__EXCERPT__:
## Start

Final
- Champion: Ben Shelton
- Runner-up: Taylor Fritz
- Score: 6–4, 2–6, 6–4

Details
- Draw: 28 (4 Q / 3 WC )
- Seeds: 8

Events
| Singles | Doubles |
- ← 2025 · Stuttgart Open · 2027 →

= 2026 BOSS Open – Singles =

Ben Shelton defeated defending champion Taylor Fritz in the final, 6–4, 2–6, 6–4 to win the singles tennis title at the 2026 Stuttgart Open.
It was his sixth career ATP Tour title and first on grass courts.
Shelton saved three match points en route to the title: one in the second round against Marcos Giron and two in the semifinals against Jiří Lehečka.

==Seeds==
The top four seeds received a bye into the second round.

1. USA Ben Shelton (champion)
2. USA Taylor Fritz (final)
3. KAZ Alexander Bublik (semifinals)
4. CZE Jiří Lehečka (semifinals)
5. USA Tommy Paul (withdrew)
6. USA Frances Tiafoe (quarterfinals)

## End

__DATA SHOWN__:
## Start

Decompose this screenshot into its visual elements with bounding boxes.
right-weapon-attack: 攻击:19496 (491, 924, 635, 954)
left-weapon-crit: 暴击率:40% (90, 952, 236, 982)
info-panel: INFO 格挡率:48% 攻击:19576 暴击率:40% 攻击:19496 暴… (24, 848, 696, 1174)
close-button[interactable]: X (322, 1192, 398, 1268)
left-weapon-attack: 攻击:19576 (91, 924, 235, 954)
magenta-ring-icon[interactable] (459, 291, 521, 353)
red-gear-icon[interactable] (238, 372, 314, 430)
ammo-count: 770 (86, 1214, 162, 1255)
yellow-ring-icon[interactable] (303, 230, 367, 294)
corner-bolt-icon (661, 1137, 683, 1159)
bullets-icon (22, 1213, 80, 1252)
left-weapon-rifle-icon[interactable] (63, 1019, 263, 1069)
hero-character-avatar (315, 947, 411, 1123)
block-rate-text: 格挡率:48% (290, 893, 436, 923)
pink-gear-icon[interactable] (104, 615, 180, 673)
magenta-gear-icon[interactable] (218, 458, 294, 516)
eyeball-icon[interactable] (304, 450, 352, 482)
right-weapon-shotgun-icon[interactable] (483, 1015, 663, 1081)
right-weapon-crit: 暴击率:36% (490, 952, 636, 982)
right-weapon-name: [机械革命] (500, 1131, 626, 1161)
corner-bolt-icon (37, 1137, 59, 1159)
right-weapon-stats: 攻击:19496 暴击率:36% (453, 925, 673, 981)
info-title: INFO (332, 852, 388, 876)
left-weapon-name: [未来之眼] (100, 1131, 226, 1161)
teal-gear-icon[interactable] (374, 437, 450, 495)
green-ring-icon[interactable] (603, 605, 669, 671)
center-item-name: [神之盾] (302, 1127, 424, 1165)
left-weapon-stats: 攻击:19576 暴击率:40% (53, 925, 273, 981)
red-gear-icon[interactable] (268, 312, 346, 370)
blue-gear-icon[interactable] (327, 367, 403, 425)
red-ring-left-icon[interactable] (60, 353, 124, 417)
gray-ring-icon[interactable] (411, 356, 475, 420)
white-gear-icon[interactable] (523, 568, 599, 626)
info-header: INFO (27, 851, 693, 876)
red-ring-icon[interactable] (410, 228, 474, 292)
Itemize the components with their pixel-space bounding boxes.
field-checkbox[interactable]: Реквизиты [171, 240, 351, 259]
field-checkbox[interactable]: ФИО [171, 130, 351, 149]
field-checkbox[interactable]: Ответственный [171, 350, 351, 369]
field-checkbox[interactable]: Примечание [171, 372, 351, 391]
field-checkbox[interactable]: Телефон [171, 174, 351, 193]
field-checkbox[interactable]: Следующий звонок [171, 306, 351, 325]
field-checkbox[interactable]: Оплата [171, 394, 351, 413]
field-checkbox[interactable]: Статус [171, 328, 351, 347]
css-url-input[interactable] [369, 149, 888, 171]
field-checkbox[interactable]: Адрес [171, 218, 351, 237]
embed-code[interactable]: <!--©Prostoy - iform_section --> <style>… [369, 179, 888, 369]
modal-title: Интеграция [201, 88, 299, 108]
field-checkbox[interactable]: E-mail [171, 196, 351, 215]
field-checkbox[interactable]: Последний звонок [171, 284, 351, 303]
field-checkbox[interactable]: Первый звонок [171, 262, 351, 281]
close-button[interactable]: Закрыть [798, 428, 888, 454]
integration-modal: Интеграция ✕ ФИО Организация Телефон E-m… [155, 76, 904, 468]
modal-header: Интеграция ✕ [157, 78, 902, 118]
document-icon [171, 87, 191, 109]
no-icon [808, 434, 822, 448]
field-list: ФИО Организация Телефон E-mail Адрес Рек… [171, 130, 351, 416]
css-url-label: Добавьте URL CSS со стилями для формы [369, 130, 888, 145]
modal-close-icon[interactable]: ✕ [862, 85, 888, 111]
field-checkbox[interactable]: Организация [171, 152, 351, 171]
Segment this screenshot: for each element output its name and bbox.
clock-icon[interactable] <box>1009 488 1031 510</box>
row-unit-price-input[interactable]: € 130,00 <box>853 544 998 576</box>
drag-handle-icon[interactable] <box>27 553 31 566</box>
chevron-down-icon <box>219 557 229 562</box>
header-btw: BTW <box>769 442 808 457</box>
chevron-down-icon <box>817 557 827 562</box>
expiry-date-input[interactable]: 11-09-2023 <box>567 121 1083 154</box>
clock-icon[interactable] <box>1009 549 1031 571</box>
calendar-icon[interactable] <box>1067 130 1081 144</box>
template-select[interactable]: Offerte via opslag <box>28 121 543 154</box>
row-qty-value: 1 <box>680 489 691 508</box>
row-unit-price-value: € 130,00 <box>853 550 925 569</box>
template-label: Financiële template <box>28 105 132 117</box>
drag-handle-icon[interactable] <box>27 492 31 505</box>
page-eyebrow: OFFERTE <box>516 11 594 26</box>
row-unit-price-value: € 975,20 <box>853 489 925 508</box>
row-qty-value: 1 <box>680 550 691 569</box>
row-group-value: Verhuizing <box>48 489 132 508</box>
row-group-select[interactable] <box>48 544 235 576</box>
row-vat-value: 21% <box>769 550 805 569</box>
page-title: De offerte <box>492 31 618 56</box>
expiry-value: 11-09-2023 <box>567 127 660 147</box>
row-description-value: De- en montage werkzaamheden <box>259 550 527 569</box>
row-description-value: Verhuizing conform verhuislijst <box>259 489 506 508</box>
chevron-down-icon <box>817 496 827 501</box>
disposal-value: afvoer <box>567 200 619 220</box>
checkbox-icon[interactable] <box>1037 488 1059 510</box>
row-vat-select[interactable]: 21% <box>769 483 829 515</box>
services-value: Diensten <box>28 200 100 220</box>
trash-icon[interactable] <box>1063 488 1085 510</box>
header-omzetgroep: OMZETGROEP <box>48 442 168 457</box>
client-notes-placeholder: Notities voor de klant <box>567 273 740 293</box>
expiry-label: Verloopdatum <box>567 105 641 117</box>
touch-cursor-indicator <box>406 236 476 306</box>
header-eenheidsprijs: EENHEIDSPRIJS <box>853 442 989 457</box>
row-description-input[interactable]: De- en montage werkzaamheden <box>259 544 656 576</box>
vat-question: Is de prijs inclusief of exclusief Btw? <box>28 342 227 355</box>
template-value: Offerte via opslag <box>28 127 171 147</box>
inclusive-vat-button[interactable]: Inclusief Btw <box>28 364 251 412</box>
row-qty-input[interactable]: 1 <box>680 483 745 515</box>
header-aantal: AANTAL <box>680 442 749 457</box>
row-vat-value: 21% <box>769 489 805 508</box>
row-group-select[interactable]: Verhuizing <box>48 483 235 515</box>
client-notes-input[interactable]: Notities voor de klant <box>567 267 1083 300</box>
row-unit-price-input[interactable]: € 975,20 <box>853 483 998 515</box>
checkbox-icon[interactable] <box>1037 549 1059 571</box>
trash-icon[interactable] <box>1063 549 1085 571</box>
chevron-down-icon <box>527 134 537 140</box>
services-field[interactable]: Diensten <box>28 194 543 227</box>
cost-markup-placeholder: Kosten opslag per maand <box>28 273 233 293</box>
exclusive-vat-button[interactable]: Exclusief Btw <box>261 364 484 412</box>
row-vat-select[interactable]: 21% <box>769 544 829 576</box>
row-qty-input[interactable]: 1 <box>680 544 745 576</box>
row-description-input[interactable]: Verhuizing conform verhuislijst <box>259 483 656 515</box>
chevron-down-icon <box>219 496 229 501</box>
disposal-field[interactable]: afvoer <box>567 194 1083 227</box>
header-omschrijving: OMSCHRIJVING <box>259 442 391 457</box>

## End

__REQUESTS__:
1. Extract the passage from the 2026 BOSS Open singles text starting with "It was his sixth" and going on through "Jiří Lehečka (semifinals)".
2. Continue the 2026 BOSS Open singles text from the point where it stops.
The items can be set aside; none of this work relies on them.

__ANSWERS FOR THIS EXERCISE__:
1.
It was his sixth career ATP Tour title and first on grass courts.
Shelton saved three match points en route to the title: one in the second round against Marcos Giron and two in the semifinals against Jiří Lehečka.

==Seeds==
The top four seeds received a bye into the second round.

1. USA Ben Shelton (champion)
2. USA Taylor Fritz (final)
3. KAZ Alexander Bublik (semifinals)
4. CZE Jiří Lehečka (semifinals)

2.
7. ESP Alejandro Davidovich Fokina (first round)
8. FRA Corentin Moutet (first round)

==Qualifying==
===Seeds===

1. ITA Lorenzo Sonego (withdrew)
2. JPN Sho Shimabukuro (qualified)
3. GEO Nikoloz Basilashvili (first round)
4. Roman Safiullin (qualifying competition, lucky loser)
5. AUT Jurij Rodionov (qualifying competition)
6. EST Daniil Glinka (first round)
7. BEL Gauthier Onclin (qualified)
8. CAN Alexis Galarneau (qualified)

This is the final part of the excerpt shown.